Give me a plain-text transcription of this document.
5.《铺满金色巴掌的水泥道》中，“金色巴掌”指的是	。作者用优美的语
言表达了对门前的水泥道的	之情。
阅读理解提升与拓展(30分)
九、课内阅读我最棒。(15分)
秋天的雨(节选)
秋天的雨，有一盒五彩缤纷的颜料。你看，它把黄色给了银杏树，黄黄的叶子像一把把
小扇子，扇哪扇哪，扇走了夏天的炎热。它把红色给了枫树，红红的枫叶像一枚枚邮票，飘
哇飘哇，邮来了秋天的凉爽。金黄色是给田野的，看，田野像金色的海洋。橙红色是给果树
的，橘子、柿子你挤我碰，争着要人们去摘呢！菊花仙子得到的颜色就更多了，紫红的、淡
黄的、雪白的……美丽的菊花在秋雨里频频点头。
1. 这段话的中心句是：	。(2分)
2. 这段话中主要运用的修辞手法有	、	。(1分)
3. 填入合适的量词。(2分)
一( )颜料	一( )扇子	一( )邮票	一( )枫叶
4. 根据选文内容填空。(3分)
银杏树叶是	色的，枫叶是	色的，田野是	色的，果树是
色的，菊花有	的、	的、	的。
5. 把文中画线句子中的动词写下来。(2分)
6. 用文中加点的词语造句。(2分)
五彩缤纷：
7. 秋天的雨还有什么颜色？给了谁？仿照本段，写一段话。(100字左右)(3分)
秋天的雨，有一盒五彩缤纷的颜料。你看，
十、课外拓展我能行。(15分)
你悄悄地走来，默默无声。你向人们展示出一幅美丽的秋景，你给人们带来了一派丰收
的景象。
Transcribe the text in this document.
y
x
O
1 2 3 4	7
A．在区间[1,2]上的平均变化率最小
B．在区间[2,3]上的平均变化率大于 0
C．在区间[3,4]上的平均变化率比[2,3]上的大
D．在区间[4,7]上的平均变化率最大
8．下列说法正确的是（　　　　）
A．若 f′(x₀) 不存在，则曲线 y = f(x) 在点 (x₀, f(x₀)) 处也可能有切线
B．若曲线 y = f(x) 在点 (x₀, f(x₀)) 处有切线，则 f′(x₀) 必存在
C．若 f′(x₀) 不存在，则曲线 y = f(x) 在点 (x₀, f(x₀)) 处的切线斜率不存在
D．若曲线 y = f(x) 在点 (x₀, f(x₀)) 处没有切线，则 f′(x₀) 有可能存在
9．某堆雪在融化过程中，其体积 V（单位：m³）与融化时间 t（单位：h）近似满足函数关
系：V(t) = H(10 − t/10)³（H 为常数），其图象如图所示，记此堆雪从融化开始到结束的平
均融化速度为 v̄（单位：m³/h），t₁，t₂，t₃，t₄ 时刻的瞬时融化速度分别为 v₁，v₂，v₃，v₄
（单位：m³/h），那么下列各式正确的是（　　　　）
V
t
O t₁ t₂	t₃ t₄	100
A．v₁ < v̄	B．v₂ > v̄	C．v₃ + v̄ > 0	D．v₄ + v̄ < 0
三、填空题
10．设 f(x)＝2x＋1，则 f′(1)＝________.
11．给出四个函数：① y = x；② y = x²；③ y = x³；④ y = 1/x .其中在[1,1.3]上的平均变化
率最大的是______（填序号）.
******************************
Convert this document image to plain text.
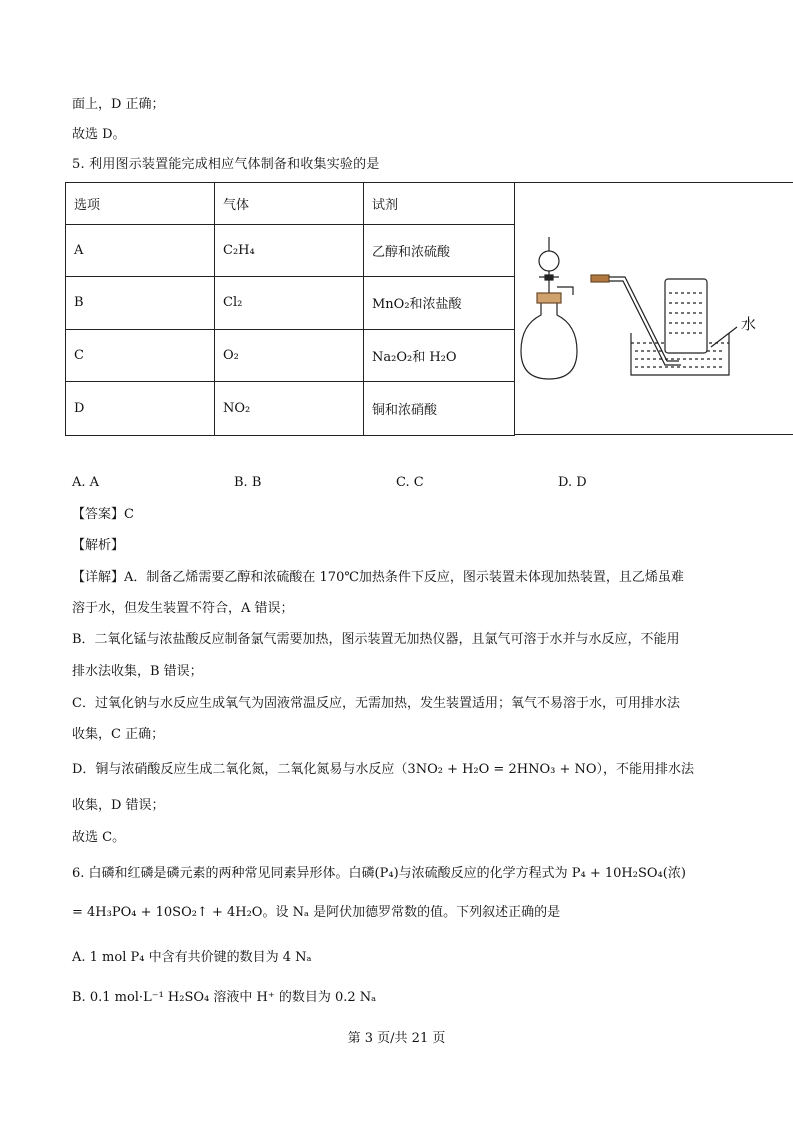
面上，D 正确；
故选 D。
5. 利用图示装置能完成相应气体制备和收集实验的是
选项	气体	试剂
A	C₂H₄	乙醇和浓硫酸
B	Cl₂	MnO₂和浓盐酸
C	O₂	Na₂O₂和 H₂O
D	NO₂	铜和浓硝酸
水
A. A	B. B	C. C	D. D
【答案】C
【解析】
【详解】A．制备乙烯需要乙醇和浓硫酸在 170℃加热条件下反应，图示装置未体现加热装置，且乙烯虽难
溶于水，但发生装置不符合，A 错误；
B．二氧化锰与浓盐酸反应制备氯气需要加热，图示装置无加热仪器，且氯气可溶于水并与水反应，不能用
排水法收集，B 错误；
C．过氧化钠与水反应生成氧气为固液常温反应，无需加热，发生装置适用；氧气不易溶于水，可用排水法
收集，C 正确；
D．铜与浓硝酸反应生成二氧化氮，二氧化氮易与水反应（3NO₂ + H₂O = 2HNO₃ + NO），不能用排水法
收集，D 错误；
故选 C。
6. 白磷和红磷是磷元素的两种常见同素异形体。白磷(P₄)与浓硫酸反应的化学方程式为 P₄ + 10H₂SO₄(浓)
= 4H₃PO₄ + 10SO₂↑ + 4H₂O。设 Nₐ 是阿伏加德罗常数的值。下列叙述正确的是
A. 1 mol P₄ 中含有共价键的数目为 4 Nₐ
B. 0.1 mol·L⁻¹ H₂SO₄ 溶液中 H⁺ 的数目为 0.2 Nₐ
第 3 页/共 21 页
******************************
For each line of the entries that includes "text", show that line.

## Solution to the problem
Give me a plain-text transcription of this document.
Transcribe the text in this document.
Convert this document image to plain text.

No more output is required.